Goal: Select all lines with the string "JSON" in them, and copy those lines.

Input records:

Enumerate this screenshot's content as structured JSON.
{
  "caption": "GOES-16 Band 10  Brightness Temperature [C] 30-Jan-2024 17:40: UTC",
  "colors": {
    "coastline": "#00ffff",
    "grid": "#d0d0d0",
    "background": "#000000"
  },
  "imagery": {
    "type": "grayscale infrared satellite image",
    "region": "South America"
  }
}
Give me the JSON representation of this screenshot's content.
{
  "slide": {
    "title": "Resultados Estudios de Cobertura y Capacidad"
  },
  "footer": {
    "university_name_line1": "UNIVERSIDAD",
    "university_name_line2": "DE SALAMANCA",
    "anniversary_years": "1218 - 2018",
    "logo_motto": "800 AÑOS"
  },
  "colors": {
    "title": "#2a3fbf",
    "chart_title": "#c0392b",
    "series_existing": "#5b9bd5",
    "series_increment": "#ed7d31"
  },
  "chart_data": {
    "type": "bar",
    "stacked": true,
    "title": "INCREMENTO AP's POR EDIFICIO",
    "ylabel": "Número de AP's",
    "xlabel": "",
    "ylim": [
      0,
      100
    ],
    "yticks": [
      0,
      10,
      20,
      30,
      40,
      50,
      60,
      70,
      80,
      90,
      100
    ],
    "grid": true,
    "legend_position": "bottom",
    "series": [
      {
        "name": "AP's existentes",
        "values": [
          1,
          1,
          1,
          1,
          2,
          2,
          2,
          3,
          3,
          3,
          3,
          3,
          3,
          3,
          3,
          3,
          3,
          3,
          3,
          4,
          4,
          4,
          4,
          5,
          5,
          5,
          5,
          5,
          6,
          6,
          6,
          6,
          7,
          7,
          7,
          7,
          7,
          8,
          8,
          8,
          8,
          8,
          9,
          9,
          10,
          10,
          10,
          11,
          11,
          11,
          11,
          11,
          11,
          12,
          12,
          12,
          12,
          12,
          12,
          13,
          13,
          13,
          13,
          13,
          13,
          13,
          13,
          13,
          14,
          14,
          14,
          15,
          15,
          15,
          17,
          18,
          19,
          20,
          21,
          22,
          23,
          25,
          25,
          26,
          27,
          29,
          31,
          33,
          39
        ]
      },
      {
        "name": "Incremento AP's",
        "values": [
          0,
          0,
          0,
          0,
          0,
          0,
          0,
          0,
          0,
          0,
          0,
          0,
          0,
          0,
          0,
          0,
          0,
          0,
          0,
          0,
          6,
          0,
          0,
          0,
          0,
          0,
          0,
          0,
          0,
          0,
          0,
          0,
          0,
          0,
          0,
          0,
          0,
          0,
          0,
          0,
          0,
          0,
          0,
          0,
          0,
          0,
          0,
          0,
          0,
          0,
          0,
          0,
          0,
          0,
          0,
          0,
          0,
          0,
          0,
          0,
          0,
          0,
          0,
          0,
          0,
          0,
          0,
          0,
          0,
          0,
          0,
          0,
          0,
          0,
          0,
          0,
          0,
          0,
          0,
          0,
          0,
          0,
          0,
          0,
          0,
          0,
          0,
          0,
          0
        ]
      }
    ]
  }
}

In response:
Enumerate this screenshot's content as structured JSON.
Give me the JSON representation of this screenshot's content.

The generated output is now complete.